* Begin *

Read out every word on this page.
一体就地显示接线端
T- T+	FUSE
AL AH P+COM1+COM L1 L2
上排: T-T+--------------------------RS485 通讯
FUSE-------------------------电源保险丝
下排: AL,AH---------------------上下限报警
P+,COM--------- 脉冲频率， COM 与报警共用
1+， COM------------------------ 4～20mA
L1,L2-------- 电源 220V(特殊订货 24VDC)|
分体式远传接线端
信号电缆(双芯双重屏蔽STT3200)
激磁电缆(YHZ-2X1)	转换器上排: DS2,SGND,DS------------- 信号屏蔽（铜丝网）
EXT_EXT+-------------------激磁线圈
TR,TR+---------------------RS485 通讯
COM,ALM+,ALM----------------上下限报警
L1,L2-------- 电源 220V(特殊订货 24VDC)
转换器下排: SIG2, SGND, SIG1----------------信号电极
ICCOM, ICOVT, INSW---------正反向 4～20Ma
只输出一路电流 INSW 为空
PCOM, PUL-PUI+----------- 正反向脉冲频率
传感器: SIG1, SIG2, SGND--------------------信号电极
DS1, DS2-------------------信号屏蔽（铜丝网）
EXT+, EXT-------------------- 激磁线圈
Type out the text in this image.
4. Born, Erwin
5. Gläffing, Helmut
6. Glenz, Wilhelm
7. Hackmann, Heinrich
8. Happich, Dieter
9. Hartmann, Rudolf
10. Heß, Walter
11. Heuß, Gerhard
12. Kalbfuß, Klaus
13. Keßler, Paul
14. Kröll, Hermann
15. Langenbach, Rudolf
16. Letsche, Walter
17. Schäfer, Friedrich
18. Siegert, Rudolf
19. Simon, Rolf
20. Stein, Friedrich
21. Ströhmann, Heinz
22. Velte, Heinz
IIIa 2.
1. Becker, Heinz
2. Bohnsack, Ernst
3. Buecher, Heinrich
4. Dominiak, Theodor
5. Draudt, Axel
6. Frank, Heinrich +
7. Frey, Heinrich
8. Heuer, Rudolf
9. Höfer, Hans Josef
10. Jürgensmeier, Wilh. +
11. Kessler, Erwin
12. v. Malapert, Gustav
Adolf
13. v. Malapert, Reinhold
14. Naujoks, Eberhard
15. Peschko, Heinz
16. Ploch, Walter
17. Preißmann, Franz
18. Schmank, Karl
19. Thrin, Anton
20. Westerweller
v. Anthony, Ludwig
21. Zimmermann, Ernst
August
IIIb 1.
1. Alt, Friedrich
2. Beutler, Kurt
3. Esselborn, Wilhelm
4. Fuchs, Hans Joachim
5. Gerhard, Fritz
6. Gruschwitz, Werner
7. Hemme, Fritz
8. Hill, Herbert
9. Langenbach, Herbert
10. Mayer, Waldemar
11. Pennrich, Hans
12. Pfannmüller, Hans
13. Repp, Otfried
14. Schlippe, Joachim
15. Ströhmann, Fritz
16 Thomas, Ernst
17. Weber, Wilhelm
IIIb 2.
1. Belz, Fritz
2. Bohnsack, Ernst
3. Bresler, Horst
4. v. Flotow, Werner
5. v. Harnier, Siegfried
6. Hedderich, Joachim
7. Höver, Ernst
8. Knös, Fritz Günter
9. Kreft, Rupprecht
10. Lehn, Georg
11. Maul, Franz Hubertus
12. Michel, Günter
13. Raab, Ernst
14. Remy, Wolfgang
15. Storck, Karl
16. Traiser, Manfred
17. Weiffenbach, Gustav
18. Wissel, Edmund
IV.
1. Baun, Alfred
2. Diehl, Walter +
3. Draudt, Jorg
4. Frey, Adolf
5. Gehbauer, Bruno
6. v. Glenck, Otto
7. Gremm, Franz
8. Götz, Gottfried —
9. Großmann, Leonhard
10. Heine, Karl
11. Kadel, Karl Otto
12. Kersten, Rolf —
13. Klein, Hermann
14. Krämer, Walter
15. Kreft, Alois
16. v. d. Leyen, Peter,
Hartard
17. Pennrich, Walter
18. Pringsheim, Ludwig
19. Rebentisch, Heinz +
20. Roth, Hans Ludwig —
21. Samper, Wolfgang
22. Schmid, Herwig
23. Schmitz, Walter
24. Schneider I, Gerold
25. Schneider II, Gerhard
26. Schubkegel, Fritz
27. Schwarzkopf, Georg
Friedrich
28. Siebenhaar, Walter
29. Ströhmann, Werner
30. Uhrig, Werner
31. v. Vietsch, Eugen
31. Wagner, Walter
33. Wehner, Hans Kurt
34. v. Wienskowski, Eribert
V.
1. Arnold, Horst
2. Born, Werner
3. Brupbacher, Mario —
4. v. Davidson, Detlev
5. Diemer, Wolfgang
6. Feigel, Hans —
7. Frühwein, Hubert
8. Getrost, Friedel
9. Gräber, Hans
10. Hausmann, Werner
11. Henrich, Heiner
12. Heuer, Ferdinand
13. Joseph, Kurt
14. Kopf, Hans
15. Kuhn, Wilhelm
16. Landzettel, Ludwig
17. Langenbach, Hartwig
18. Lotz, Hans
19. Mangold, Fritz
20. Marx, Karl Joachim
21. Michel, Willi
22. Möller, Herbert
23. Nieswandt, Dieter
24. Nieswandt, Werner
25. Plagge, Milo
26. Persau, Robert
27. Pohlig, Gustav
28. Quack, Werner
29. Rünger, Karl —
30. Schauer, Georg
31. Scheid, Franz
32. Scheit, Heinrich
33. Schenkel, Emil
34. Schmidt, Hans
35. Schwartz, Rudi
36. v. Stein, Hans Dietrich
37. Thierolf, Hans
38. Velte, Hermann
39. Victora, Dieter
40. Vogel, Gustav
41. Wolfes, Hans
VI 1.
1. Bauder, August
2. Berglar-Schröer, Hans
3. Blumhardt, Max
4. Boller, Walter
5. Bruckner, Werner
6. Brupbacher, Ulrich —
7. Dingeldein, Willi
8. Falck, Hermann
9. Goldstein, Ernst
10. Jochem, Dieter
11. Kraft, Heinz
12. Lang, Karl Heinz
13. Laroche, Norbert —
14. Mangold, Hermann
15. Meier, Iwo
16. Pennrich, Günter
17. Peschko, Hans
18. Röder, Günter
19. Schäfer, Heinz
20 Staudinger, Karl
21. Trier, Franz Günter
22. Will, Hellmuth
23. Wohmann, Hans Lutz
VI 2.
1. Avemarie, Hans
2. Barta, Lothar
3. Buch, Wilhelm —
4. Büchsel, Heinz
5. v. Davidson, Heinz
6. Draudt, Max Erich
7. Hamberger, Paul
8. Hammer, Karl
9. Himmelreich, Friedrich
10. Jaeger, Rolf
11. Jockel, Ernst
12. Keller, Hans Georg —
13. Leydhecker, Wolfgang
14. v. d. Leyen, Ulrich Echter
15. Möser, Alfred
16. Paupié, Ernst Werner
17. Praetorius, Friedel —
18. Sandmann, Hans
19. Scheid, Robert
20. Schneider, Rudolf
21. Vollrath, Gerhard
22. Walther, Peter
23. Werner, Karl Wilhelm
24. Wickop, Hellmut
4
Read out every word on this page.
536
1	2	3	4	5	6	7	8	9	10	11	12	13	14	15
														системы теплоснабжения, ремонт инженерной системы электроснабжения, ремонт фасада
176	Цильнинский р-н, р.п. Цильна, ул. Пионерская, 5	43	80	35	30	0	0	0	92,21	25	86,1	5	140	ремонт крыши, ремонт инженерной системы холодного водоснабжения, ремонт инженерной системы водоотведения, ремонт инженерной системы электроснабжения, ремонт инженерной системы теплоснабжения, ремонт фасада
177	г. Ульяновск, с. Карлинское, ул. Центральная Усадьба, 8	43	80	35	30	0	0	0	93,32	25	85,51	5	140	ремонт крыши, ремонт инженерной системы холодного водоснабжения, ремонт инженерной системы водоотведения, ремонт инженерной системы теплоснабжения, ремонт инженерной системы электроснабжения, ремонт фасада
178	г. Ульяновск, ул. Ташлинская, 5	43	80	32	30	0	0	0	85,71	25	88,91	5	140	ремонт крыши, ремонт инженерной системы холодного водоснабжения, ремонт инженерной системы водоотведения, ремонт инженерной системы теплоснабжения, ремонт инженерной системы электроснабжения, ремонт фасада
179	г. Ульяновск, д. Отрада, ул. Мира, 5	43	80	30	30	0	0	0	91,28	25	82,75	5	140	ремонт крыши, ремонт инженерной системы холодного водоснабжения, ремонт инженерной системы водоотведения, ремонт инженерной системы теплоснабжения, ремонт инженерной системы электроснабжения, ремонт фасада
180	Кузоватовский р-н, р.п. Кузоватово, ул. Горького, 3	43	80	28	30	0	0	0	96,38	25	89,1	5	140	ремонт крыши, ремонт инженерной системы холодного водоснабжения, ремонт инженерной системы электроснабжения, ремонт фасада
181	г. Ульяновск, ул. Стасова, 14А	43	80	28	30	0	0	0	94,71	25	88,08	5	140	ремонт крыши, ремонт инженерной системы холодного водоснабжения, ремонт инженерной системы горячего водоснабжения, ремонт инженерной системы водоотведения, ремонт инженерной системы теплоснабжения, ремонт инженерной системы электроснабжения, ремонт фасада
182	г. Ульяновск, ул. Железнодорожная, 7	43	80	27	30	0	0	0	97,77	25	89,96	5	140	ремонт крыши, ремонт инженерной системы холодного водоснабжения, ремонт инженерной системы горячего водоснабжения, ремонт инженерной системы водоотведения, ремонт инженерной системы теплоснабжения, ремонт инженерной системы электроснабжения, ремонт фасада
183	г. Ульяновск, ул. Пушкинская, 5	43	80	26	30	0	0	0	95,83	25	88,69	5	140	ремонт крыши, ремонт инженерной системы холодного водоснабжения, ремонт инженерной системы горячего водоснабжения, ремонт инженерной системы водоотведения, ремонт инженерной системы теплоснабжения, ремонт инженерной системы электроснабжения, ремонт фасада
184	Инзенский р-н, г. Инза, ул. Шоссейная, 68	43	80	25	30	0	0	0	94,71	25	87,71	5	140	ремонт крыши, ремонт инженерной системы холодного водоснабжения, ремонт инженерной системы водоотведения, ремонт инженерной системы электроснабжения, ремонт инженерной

* End *

* [WORK REQUIRED]
Look through the material above. Copy each line where the word "Schäfer" appears.

* [SOLUTION TO THIS EXERCISE]
17. Schäfer, Friedrich
19. Schäfer, Heinz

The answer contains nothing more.